[REQUIRED WORK]
In how many lines does the string "color" appear? Answer with the number only.

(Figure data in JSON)
>>>>

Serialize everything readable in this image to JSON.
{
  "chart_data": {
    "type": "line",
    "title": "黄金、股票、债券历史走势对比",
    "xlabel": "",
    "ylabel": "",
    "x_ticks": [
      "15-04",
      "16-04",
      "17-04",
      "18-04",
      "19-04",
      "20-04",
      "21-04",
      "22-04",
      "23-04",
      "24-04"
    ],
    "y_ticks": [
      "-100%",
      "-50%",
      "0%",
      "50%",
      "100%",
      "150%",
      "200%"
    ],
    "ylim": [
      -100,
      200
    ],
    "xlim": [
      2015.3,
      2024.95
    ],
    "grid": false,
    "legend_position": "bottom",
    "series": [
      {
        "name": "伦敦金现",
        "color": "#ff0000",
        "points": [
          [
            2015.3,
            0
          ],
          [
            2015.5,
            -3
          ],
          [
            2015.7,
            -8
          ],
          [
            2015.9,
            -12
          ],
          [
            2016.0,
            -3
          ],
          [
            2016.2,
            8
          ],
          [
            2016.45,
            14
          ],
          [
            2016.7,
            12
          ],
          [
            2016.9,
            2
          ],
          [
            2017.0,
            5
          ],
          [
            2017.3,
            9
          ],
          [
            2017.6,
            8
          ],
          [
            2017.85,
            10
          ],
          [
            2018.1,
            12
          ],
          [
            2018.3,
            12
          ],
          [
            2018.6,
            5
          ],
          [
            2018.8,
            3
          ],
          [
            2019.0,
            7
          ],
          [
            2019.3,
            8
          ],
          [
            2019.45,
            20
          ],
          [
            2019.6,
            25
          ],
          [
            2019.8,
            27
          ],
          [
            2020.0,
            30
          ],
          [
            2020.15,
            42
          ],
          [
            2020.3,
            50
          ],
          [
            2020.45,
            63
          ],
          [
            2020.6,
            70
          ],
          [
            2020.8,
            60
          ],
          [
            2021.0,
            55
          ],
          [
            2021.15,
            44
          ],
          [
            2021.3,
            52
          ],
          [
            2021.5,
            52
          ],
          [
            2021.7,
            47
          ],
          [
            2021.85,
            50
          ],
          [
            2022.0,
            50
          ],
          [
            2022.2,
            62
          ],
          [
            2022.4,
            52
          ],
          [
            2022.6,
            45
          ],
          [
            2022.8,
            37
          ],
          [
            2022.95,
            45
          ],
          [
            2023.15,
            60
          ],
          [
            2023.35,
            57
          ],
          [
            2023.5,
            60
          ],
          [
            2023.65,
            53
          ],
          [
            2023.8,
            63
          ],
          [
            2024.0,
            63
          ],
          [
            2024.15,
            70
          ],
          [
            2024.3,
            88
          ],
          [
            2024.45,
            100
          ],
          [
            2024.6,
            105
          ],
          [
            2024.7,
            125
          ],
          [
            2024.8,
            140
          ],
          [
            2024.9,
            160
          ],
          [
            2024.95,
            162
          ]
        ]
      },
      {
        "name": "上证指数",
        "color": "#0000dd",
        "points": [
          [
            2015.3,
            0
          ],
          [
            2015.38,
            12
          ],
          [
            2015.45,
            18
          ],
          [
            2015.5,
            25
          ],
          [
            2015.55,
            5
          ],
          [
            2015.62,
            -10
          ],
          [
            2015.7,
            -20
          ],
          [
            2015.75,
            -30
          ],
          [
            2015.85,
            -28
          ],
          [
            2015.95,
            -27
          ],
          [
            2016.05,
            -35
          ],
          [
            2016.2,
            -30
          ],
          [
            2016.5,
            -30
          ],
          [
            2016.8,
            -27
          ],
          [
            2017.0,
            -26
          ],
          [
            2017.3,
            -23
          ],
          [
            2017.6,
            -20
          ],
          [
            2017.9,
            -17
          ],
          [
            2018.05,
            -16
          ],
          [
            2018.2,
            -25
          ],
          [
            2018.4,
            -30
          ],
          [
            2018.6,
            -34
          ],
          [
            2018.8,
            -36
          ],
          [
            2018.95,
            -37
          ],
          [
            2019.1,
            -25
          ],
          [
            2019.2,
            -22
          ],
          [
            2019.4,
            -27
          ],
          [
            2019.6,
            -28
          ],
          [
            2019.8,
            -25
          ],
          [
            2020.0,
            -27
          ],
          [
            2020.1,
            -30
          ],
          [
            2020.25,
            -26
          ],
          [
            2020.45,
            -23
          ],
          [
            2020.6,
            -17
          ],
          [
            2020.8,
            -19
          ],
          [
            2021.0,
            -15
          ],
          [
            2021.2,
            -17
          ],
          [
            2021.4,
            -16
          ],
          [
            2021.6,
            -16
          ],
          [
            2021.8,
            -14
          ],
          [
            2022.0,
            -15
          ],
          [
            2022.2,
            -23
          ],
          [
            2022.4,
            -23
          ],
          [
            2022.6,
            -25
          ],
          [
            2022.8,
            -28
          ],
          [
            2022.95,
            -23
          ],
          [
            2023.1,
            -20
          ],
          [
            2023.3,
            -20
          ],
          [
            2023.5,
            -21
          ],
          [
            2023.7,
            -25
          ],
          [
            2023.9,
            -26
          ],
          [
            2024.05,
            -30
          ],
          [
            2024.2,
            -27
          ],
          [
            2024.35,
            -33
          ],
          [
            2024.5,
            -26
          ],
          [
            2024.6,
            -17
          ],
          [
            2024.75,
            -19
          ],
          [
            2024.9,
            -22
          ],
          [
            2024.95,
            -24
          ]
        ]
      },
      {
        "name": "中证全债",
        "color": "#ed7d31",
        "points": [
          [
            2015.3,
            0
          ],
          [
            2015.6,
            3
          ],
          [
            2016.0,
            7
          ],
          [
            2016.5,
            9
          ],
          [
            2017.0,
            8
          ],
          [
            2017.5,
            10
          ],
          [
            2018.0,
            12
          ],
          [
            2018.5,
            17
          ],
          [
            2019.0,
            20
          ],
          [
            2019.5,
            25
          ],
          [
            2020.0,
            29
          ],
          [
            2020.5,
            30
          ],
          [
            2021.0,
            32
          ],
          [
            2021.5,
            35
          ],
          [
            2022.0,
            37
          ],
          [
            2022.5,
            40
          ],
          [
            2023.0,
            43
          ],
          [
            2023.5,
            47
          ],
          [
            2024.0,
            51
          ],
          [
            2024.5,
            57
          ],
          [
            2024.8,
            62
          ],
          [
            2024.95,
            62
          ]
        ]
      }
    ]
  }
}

<<<<

[ANSWER TO THIS PROBLEM]
3